== Supplied data ==
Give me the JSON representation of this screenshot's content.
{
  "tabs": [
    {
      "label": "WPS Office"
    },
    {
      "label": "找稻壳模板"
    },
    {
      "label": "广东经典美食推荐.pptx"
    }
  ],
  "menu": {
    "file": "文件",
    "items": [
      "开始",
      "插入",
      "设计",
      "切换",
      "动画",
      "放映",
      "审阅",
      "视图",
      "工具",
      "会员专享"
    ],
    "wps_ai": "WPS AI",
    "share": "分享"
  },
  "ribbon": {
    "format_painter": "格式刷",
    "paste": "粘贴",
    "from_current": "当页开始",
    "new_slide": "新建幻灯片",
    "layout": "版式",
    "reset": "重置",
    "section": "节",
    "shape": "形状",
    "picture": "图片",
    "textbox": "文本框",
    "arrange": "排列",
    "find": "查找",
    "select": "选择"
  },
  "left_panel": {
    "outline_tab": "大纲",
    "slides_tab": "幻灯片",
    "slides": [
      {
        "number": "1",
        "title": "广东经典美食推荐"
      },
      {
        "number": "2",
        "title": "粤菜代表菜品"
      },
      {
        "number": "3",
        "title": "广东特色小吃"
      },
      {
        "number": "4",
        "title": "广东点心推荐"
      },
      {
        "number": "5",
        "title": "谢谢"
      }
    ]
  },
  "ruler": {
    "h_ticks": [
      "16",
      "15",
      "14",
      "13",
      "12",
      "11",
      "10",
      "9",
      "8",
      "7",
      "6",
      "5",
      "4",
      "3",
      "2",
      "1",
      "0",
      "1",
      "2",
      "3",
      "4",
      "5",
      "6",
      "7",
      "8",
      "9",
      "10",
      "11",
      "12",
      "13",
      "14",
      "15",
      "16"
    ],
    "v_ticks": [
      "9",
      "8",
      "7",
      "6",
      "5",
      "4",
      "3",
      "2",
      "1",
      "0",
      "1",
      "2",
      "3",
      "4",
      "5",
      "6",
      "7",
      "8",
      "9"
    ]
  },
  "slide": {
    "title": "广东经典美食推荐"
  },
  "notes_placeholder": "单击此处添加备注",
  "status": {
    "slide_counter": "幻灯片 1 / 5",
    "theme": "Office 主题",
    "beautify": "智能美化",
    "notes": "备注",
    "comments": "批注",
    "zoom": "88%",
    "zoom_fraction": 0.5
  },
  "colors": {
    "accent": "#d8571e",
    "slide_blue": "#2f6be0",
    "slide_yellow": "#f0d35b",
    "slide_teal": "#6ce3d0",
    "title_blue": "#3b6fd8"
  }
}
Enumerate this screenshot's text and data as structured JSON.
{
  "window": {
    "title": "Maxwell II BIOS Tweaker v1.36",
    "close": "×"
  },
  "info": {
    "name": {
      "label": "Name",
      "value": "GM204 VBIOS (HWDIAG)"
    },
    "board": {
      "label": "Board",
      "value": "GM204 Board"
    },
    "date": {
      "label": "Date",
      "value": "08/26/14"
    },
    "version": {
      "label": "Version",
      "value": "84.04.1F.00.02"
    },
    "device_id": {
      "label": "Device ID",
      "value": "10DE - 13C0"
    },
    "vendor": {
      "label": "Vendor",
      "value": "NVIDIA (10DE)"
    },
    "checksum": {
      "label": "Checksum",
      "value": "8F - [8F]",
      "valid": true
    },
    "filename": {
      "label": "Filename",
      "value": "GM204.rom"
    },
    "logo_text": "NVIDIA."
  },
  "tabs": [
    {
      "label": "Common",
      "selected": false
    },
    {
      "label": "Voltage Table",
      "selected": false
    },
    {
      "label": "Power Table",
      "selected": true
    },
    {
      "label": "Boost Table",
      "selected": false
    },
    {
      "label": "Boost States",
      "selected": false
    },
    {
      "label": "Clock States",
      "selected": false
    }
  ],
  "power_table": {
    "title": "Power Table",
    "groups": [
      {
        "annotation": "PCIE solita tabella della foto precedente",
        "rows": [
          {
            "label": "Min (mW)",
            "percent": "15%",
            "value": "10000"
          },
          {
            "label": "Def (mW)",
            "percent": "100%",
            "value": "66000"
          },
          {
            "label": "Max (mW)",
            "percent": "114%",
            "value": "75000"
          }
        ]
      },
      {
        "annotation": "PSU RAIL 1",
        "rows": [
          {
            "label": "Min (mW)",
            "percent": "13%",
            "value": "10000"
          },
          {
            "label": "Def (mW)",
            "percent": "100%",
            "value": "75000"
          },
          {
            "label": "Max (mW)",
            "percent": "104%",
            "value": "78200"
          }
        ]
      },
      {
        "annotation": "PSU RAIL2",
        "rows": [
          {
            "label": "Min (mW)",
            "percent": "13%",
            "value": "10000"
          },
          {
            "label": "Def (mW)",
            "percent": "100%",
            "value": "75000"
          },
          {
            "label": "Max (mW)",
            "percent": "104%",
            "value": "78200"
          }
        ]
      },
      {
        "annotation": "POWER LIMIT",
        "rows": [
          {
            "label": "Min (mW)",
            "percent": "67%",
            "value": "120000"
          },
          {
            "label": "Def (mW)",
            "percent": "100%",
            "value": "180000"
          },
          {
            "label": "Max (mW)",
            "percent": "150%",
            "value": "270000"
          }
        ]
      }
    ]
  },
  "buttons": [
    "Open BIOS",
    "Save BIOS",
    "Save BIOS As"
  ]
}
===
▶ **Exercise details**: Quote all of the entries exactly as they appear.

▶ **Written answer**:
Give me the JSON representation of this screenshot's content.
{
  "tabs": [
    {
      "label": "WPS Office"
    },
    {
      "label": "找稻壳模板"
    },
    {
      "label": "广东经典美食推荐.pptx"
    }
  ],
  "menu": {
    "file": "文件",
    "items": [
      "开始",
      "插入",
      "设计",
      "切换",
      "动画",
      "放映",
      "审阅",
      "视图",
      "工具",
      "会员专享"
    ],
    "wps_ai": "WPS AI",
    "share": "分享"
  },
  "ribbon": {
    "format_painter": "格式刷",
    "paste": "粘贴",
    "from_current": "当页开始",
    "new_slide": "新建幻灯片",
    "layout": "版式",
    "reset": "重置",
    "section": "节",
    "shape": "形状",
    "picture": "图片",
    "textbox": "文本框",
    "arrange": "排列",
    "find": "查找",
    "select": "选择"
  },
  "left_panel": {
    "outline_tab": "大纲",
    "slides_tab": "幻灯片",
    "slides": [
      {
        "number": "1",
        "title": "广东经典美食推荐"
      },
      {
        "number": "2",
        "title": "粤菜代表菜品"
      },
      {
        "number": "3",
        "title": "广东特色小吃"
      },
      {
        "number": "4",
        "title": "广东点心推荐"
      },
      {
        "number": "5",
        "title": "谢谢"
      }
    ]
  },
  "ruler": {
    "h_ticks": [
      "16",
      "15",
      "14",
      "13",
      "12",
      "11",
      "10",
      "9",
      "8",
      "7",
      "6",
      "5",
      "4",
      "3",
      "2",
      "1",
      "0",
      "1",
      "2",
      "3",
      "4",
      "5",
      "6",
      "7",
      "8",
      "9",
      "10",
      "11",
      "12",
      "13",
      "14",
      "15",
      "16"
    ],
    "v_ticks": [
      "9",
      "8",
      "7",
      "6",
      "5",
      "4",
      "3",
      "2",
      "1",
      "0",
      "1",
      "2",
      "3",
      "4",
      "5",
      "6",
      "7",
      "8",
      "9"
    ]
  },
  "slide": {
    "title": "广东经典美食推荐"
  },
  "notes_placeholder": "单击此处添加备注",
  "status": {
    "slide_counter": "幻灯片 1 / 5",
    "theme": "Office 主题",
    "beautify": "智能美化",
    "notes": "备注",
    "comments": "批注",
    "zoom": "88%",
    "zoom_fraction": 0.5
  },
  "colors": {
    "accent": "#d8571e",
    "slide_blue": "#2f6be0",
    "slide_yellow": "#f0d35b",
    "slide_teal": "#6ce3d0",
    "title_blue": "#3b6fd8"
  }
}
Enumerate this screenshot's text and data as structured JSON.
{
  "window": {
    "title": "Maxwell II BIOS Tweaker v1.36",
    "close": "×"
  },
  "info": {
    "name": {
      "label": "Name",
      "value": "GM204 VBIOS (HWDIAG)"
    },
    "board": {
      "label": "Board",
      "value": "GM204 Board"
    },
    "date": {
      "label": "Date",
      "value": "08/26/14"
    },
    "version": {
      "label": "Version",
      "value": "84.04.1F.00.02"
    },
    "device_id": {
      "label": "Device ID",
      "value": "10DE - 13C0"
    },
    "vendor": {
      "label": "Vendor",
      "value": "NVIDIA (10DE)"
    },
    "checksum": {
      "label": "Checksum",
      "value": "8F - [8F]",
      "valid": true
    },
    "filename": {
      "label": "Filename",
      "value": "GM204.rom"
    },
    "logo_text": "NVIDIA."
  },
  "tabs": [
    {
      "label": "Common",
      "selected": false
    },
    {
      "label": "Voltage Table",
      "selected": false
    },
    {
      "label": "Power Table",
      "selected": true
    },
    {
      "label": "Boost Table",
      "selected": false
    },
    {
      "label": "Boost States",
      "selected": false
    },
    {
      "label": "Clock States",
      "selected": false
    }
  ],
  "power_table": {
    "title": "Power Table",
    "groups": [
      {
        "annotation": "PCIE solita tabella della foto precedente",
        "rows": [
          {
            "label": "Min (mW)",
            "percent": "15%",
            "value": "10000"
          },
          {
            "label": "Def (mW)",
            "percent": "100%",
            "value": "66000"
          },
          {
            "label": "Max (mW)",
            "percent": "114%",
            "value": "75000"
          }
        ]
      },
      {
        "annotation": "PSU RAIL 1",
        "rows": [
          {
            "label": "Min (mW)",
            "percent": "13%",
            "value": "10000"
          },
          {
            "label": "Def (mW)",
            "percent": "100%",
            "value": "75000"
          },
          {
            "label": "Max (mW)",
            "percent": "104%",
            "value": "78200"
          }
        ]
      },
      {
        "annotation": "PSU RAIL2",
        "rows": [
          {
            "label": "Min (mW)",
            "percent": "13%",
            "value": "10000"
          },
          {
            "label": "Def (mW)",
            "percent": "100%",
            "value": "75000"
          },
          {
            "label": "Max (mW)",
            "percent": "104%",
            "value": "78200"
          }
        ]
      },
      {
        "annotation": "POWER LIMIT",
        "rows": [
          {
            "label": "Min (mW)",
            "percent": "67%",
            "value": "120000"
          },
          {
            "label": "Def (mW)",
            "percent": "100%",
            "value": "180000"
          },
          {
            "label": "Max (mW)",
            "percent": "150%",
            "value": "270000"
          }
        ]
      }
    ]
  },
  "buttons": [
    "Open BIOS",
    "Save BIOS",
    "Save BIOS As"
  ]
}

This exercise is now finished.